È interessante, per il nostro scopo, approfondire un po’ di più questo aspetto. Gesù era un laico, e si mostrava assai critico nei confronti della religione e delle istituzioni del suo tempo. Il suo messaggio delegittimava la teocrazia di Israele (Date a Cesare quel che è di Cesare e a Dio quel che è di Dio, Mc 12,17), il fondamentalismo religioso ebraico (I pubblicani e le prostitute vi passano avanti nel regno di Dio, Mt 21,31), l’etnicismo e l’etnocentrismo di un popolo che si considerava eletto (Vi sarà tolto il regno di Dio e sarà dato a un popolo che lo farà fruttificare, Mt 21,43) e il nazionalismo escludente (Lasciate che i bambini – e gli stranieri, i poveri, gli infermi – vengano a me e non glielo impedite, perché a chi è come loro appartiene il regno di Dio, Mc 10,14). In virtù di tali posizioni e delle sue “cattive compagnie”, venne scomunicato dalla sinagoga. La sua condotta e il suo discorso destarono scandalo rispetto a quelle che erano considerate colonne intoccabili per le istituzioni religiose e sociopolitiche degli ebrei: violò il sabato (Il sabato è stato fatto per l’uomo e non l’uomo per il sabato!, Mc 3,1 e ss.), venne meno al rispetto sacro del tempio (Non rimarrà qui pietra su pietra, che non sia distrutta, Mc 13,2 ed espulse i mercanti, Gv 2,16), considerò sorpassata  la legge (La Legge e i Profeti fino a Giovanni; da allora in poi viene annunziato il regno di Dio e ognuno si sforza per entrarvi, Lc 16,16). Da qualunque parte lo si guardi, lo scontro di Gesù con le istituzioni ebraiche fu diretto e frontale. (…). È ciò che lo condusse alla morte.

Quello che è avvenuto dopo lo sappiamo: «Gesù annunciò l’avvento del regno di Dio – ha detto Alfred Loisy – ed è venuta la Chiesa». Per prima cosa ci fu la teologizzazione del Nuovo Testamento da parte di Paolo e degli altri scrittori, più preoccupati per il destino delle comunità che per la storia di Gesù. La Chiesa dei secoli successivi formulò tutto ciò in concetti, ripresi particolarmente dalla filosofia greca, creò una dottrina e una religione e la impose in forma dogmatica. (…).

→ CONSEGNA
Trascrivi tutto ciò che nel brano su Gesù va da "Quello che è" fino a "forma dogmatica. (…).", rinominando "Chiesa" in "gerarchia". Per svolgere l'esercizio basta il brano.

→ RIGHE MEMORIZZATE
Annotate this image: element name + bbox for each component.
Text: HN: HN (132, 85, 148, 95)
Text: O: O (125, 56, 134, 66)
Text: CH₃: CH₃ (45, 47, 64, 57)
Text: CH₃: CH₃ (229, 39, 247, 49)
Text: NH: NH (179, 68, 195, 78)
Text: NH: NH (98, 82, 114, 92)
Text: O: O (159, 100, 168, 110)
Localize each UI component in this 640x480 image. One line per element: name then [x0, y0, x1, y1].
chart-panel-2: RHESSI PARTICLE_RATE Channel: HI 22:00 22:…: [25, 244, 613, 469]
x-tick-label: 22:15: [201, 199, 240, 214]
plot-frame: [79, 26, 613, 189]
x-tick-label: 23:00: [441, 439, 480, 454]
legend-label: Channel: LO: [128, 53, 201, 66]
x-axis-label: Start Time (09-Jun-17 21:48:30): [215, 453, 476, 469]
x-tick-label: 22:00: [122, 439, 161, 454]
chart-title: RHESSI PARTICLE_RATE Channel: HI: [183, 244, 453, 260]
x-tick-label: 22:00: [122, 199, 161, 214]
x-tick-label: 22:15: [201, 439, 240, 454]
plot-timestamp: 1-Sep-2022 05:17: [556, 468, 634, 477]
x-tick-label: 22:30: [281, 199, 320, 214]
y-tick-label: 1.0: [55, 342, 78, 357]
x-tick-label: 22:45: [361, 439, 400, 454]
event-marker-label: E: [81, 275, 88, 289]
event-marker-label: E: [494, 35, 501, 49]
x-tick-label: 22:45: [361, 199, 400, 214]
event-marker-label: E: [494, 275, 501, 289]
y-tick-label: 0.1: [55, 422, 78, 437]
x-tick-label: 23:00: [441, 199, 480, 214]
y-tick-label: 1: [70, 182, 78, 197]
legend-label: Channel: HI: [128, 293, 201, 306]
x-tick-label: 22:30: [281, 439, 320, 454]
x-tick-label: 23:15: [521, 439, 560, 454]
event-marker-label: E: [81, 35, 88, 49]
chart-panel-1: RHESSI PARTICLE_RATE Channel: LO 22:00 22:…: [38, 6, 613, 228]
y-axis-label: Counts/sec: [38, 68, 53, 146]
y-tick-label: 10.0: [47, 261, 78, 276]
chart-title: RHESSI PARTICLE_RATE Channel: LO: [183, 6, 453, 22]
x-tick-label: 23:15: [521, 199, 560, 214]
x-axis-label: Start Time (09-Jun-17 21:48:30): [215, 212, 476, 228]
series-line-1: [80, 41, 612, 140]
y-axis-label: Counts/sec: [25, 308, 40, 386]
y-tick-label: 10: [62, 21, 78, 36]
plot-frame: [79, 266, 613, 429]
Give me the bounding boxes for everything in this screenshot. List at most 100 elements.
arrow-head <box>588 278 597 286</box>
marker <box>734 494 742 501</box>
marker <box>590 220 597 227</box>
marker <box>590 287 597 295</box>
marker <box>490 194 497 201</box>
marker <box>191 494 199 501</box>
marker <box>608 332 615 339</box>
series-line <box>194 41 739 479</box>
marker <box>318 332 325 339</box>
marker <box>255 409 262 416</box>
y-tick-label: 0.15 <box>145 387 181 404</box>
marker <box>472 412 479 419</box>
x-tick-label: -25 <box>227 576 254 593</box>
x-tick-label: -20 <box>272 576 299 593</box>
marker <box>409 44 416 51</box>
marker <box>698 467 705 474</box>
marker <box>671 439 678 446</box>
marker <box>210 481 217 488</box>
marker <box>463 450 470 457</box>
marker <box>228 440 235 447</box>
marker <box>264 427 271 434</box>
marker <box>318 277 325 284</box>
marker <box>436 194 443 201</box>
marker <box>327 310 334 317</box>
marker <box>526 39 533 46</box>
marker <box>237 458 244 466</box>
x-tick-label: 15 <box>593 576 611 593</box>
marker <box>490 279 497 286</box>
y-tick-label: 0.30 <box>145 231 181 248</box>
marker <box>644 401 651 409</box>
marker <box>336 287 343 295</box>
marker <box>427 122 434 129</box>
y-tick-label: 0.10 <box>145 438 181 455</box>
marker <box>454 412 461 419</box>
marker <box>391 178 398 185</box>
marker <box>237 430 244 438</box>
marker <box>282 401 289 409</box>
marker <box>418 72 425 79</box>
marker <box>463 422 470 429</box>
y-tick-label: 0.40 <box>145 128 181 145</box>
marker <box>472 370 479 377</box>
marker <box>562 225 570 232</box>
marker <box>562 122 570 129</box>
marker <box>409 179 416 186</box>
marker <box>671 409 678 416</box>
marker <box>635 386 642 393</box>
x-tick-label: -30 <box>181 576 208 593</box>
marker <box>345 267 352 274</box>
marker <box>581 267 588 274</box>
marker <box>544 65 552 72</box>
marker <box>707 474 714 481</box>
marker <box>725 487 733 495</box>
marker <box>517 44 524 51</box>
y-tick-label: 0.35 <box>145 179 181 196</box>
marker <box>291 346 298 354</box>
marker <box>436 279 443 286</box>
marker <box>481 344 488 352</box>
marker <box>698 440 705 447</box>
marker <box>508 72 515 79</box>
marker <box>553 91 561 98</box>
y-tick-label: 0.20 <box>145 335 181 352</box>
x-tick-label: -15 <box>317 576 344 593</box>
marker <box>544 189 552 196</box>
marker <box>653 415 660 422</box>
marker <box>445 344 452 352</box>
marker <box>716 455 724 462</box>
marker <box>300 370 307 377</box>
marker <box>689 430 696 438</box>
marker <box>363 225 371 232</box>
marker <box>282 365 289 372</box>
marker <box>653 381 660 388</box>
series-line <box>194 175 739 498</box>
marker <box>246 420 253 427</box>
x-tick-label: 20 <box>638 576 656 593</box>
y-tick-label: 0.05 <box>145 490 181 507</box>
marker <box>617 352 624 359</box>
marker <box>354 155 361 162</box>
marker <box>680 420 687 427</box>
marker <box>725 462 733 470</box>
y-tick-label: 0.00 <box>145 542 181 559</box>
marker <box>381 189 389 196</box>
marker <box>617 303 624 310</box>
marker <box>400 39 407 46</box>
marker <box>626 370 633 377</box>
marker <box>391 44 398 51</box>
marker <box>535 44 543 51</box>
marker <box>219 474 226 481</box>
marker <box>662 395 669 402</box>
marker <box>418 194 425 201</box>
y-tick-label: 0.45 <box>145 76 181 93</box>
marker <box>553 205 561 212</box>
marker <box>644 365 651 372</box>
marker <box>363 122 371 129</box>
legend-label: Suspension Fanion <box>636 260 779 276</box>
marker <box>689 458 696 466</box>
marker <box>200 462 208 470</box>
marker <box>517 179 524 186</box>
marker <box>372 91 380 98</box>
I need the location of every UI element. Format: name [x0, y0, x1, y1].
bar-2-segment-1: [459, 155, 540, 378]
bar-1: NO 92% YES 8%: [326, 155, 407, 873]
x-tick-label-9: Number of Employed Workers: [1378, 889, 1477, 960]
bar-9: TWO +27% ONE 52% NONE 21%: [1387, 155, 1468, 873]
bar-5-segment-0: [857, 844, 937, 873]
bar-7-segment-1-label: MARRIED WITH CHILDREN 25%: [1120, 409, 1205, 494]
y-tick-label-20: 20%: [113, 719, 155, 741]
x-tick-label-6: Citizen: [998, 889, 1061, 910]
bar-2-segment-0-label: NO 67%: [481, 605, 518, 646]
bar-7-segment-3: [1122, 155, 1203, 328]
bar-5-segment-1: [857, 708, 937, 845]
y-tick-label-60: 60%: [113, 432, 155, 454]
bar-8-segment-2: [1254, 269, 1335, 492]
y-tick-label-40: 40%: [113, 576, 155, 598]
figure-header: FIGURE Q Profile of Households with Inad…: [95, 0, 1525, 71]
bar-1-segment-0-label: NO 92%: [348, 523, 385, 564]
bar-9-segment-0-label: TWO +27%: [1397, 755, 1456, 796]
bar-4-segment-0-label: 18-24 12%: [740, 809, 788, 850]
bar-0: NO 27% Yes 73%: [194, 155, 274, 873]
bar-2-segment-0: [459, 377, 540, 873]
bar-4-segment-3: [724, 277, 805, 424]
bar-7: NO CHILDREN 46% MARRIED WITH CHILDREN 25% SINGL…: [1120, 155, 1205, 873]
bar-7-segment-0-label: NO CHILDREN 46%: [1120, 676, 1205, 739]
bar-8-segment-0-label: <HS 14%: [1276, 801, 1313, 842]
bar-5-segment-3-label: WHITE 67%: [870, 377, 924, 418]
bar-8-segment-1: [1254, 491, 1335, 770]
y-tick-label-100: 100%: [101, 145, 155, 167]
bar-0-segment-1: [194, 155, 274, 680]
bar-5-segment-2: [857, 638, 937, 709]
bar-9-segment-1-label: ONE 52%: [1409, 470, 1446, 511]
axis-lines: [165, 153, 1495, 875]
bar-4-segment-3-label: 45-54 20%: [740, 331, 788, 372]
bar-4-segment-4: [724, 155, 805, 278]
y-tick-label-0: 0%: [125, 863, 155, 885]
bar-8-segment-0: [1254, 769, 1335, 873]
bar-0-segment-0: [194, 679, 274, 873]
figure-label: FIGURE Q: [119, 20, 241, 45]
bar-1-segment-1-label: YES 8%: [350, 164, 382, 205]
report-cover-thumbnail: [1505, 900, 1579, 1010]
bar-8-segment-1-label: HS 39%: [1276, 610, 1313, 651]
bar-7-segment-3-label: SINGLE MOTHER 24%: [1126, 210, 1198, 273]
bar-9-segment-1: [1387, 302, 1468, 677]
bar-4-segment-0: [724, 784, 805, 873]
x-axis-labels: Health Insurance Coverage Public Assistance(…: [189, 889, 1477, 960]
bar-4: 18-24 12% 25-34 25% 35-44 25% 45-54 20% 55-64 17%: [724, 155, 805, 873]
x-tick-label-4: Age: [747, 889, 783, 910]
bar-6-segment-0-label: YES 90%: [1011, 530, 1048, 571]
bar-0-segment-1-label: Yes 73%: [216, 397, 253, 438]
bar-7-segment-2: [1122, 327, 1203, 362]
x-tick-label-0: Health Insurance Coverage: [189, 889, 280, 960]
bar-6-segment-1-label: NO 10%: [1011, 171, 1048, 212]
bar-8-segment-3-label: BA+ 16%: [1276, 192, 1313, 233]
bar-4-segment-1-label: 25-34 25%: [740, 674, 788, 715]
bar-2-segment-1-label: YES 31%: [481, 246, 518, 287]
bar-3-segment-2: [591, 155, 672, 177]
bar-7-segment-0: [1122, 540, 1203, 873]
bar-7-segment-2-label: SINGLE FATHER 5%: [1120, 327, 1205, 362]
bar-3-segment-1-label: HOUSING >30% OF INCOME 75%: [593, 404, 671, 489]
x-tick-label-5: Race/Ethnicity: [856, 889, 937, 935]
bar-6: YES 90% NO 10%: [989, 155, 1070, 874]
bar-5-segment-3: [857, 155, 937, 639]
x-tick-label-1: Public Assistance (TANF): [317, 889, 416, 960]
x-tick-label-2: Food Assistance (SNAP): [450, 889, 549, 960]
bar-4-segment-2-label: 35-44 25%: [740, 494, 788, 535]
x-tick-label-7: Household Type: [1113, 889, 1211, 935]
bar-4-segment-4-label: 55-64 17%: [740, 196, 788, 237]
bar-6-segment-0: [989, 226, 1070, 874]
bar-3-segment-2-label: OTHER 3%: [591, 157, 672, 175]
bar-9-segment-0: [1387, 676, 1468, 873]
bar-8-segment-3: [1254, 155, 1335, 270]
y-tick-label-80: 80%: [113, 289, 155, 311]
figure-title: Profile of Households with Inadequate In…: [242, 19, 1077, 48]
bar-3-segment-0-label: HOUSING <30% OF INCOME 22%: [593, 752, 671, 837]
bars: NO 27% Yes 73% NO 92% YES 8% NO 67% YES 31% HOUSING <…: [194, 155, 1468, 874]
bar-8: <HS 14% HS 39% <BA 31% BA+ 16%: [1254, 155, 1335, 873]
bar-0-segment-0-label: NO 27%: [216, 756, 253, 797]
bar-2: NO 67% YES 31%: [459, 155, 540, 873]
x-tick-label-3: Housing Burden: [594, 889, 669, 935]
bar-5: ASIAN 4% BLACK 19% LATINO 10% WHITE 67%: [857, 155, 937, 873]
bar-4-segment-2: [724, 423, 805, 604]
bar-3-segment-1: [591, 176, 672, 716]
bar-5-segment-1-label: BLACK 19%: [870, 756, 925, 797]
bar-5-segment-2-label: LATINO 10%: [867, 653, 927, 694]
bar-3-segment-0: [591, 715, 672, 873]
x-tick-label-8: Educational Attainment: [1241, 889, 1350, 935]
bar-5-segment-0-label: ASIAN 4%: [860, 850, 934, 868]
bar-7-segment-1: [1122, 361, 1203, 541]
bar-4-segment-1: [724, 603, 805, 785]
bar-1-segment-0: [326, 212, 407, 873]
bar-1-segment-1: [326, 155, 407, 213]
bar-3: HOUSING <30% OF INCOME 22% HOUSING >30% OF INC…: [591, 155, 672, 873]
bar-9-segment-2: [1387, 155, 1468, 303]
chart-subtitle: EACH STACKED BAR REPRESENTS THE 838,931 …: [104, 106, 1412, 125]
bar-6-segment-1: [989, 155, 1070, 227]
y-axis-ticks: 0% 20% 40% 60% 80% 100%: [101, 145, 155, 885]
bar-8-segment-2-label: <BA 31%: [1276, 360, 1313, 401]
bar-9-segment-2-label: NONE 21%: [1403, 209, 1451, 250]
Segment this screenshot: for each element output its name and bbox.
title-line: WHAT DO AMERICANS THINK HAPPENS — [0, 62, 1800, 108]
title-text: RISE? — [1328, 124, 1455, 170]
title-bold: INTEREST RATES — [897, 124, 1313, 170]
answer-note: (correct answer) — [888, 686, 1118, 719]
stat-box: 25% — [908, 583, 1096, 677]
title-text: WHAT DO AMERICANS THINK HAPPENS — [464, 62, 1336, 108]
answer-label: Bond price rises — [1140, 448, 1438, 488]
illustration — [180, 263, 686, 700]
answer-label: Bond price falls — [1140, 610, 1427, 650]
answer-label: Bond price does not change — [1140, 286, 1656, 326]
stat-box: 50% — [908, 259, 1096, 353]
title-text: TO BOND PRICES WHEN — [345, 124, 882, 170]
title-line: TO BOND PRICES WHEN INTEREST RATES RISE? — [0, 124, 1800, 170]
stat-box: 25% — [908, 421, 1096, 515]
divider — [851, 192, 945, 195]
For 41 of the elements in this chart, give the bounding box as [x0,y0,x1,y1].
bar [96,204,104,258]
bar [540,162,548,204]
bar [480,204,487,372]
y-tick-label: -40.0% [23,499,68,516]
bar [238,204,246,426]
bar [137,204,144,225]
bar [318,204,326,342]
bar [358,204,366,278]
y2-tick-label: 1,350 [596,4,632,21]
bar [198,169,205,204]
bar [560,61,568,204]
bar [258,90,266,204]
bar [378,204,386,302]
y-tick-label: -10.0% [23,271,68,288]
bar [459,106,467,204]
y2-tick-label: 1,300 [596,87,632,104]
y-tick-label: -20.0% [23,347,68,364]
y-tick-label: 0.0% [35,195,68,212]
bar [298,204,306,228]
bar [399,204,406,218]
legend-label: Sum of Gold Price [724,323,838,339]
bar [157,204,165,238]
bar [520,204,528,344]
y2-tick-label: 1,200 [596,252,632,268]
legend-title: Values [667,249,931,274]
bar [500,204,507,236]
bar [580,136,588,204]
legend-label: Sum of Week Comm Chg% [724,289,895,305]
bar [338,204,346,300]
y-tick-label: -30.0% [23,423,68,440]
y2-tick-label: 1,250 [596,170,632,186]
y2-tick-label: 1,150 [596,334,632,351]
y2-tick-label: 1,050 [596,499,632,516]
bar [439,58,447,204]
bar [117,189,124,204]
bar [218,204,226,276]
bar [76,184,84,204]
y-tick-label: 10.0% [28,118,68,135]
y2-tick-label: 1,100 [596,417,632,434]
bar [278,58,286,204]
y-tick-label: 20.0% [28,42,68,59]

→ SOLUZIONE
Quello che è avvenuto dopo lo sappiamo: «Gesù annunciò l’avvento del regno di Dio – ha detto Alfred Loisy – ed è venuta la gerarchia». Per prima cosa ci fu la teologizzazione del Nuovo Testamento da parte di Paolo e degli altri scrittori, più preoccupati per il destino delle comunità che per la storia di Gesù. La gerarchia dei secoli successivi formulò tutto ciò in concetti, ripresi particolarmente dalla filosofia greca, creò una dottrina e una religione e la impose in forma dogmatica. (…).